Rewrite every line of the listing below as a numbered list, omitting blank lines.

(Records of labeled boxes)
● ● ● ● ● ● ●

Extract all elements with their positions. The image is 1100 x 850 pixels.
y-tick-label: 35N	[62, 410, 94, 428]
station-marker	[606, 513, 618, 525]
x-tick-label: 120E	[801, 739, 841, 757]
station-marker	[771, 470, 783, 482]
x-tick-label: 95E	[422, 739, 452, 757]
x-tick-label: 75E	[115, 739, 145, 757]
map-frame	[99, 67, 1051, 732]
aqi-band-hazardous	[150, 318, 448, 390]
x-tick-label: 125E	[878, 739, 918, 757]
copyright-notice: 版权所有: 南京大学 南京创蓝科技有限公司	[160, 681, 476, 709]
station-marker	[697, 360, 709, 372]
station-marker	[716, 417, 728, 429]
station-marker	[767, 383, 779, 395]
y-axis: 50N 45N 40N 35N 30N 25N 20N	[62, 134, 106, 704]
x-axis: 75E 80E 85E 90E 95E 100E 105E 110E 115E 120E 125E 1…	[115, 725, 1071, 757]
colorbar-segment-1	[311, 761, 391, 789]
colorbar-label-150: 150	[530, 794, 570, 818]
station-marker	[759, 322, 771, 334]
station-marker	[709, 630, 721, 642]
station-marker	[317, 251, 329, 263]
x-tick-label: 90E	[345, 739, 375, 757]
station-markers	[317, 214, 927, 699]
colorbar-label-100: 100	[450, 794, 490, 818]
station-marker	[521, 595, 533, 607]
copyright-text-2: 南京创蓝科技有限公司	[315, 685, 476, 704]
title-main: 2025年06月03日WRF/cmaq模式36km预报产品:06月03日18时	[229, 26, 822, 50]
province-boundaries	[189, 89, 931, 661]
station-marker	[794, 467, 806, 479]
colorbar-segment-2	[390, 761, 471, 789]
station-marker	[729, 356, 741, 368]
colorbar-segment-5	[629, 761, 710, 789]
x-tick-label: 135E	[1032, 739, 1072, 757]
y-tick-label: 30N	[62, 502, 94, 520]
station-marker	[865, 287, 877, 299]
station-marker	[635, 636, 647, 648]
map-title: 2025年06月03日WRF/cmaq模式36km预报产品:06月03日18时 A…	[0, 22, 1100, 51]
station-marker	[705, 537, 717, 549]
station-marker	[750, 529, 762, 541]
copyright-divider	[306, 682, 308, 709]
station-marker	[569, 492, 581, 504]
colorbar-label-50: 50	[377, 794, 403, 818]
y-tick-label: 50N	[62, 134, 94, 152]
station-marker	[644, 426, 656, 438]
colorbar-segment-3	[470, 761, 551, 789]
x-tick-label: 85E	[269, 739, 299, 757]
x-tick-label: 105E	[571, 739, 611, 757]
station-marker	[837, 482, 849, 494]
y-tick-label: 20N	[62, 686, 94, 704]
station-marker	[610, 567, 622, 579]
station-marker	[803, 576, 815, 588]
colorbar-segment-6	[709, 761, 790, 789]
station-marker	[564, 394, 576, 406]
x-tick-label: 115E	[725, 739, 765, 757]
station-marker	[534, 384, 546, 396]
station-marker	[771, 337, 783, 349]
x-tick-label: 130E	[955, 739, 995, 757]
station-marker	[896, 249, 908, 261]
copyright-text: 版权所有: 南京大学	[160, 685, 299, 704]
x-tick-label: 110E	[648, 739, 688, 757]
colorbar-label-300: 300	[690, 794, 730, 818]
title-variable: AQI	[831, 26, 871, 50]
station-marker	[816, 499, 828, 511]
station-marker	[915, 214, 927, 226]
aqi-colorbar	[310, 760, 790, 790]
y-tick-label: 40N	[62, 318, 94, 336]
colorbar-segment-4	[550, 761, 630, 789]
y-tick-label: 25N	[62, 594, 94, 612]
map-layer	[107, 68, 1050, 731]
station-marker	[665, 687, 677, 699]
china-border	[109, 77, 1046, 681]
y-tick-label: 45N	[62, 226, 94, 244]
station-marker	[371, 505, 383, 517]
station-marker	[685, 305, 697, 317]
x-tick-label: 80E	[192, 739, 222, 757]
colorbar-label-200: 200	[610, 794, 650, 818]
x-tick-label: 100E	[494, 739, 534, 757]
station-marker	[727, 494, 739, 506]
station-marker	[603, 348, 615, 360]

● ● ● ● ● ● ●

▶ **The result**:
1. Extract all elements with their positions. The image is 1100 x 850 pixels.
2. y-tick-label: 35N	[62, 410, 94, 428]
3. station-marker	[606, 513, 618, 525]
4. x-tick-label: 120E	[801, 739, 841, 757]
5. station-marker	[771, 470, 783, 482]
6. x-tick-label: 95E	[422, 739, 452, 757]
7. x-tick-label: 75E	[115, 739, 145, 757]
8. map-frame	[99, 67, 1051, 732]
9. aqi-band-hazardous	[150, 318, 448, 390]
10. x-tick-label: 125E	[878, 739, 918, 757]
11. copyright-notice: 版权所有: 南京大学 南京创蓝科技有限公司	[160, 681, 476, 709]
12. station-marker	[697, 360, 709, 372]
13. station-marker	[716, 417, 728, 429]
14. station-marker	[767, 383, 779, 395]
15. y-axis: 50N 45N 40N 35N 30N 25N 20N	[62, 134, 106, 704]
16. x-axis: 75E 80E 85E 90E 95E 100E 105E 110E 115E 120E 125E 1…	[115, 725, 1071, 757]
17. colorbar-segment-1	[311, 761, 391, 789]
18. colorbar-label-150: 150	[530, 794, 570, 818]
19. station-marker	[759, 322, 771, 334]
20. station-marker	[709, 630, 721, 642]
21. station-marker	[317, 251, 329, 263]
22. x-tick-label: 90E	[345, 739, 375, 757]
23. station-markers	[317, 214, 927, 699]
24. colorbar-label-100: 100	[450, 794, 490, 818]
25. station-marker	[521, 595, 533, 607]
26. copyright-text-2: 南京创蓝科技有限公司	[315, 685, 476, 704]
27. title-main: 2025年06月03日WRF/cmaq模式36km预报产品:06月03日18时	[229, 26, 822, 50]
28. province-boundaries	[189, 89, 931, 661]
29. station-marker	[794, 467, 806, 479]
30. colorbar-segment-2	[390, 761, 471, 789]
31. station-marker	[729, 356, 741, 368]
32. colorbar-segment-5	[629, 761, 710, 789]
33. x-tick-label: 135E	[1032, 739, 1072, 757]
34. y-tick-label: 30N	[62, 502, 94, 520]
35. station-marker	[865, 287, 877, 299]
36. station-marker	[635, 636, 647, 648]
37. map-title: 2025年06月03日WRF/cmaq模式36km预报产品:06月03日18时 A…	[0, 22, 1100, 51]
38. station-marker	[705, 537, 717, 549]
39. station-marker	[750, 529, 762, 541]
40. copyright-divider	[306, 682, 308, 709]
41. station-marker	[569, 492, 581, 504]
42. colorbar-label-50: 50	[377, 794, 403, 818]
43. y-tick-label: 50N	[62, 134, 94, 152]
44. station-marker	[644, 426, 656, 438]
45. colorbar-segment-3	[470, 761, 551, 789]
46. x-tick-label: 85E	[269, 739, 299, 757]
47. x-tick-label: 105E	[571, 739, 611, 757]
48. station-marker	[837, 482, 849, 494]
49. y-tick-label: 20N	[62, 686, 94, 704]
50. station-marker	[610, 567, 622, 579]
51. station-marker	[803, 576, 815, 588]
52. colorbar-segment-6	[709, 761, 790, 789]
53. station-marker	[564, 394, 576, 406]
54. x-tick-label: 115E	[725, 739, 765, 757]
55. station-marker	[534, 384, 546, 396]
56. station-marker	[771, 337, 783, 349]
57. x-tick-label: 130E	[955, 739, 995, 757]
58. station-marker	[896, 249, 908, 261]
59. copyright-text: 版权所有: 南京大学	[160, 685, 299, 704]
60. x-tick-label: 110E	[648, 739, 688, 757]
61. colorbar-label-300: 300	[690, 794, 730, 818]
62. title-variable: AQI	[831, 26, 871, 50]
63. station-marker	[816, 499, 828, 511]
64. station-marker	[915, 214, 927, 226]
65. aqi-colorbar	[310, 760, 790, 790]
66. y-tick-label: 40N	[62, 318, 94, 336]
67. colorbar-segment-4	[550, 761, 630, 789]
68. y-tick-label: 25N	[62, 594, 94, 612]
69. map-layer	[107, 68, 1050, 731]
70. station-marker	[665, 687, 677, 699]
71. china-border	[109, 77, 1046, 681]
72. y-tick-label: 45N	[62, 226, 94, 244]
73. station-marker	[371, 505, 383, 517]
74. station-marker	[685, 305, 697, 317]
75. x-tick-label: 80E	[192, 739, 222, 757]
76. colorbar-label-200: 200	[610, 794, 650, 818]
77. x-tick-label: 100E	[494, 739, 534, 757]
78. station-marker	[727, 494, 739, 506]
79. station-marker	[603, 348, 615, 360]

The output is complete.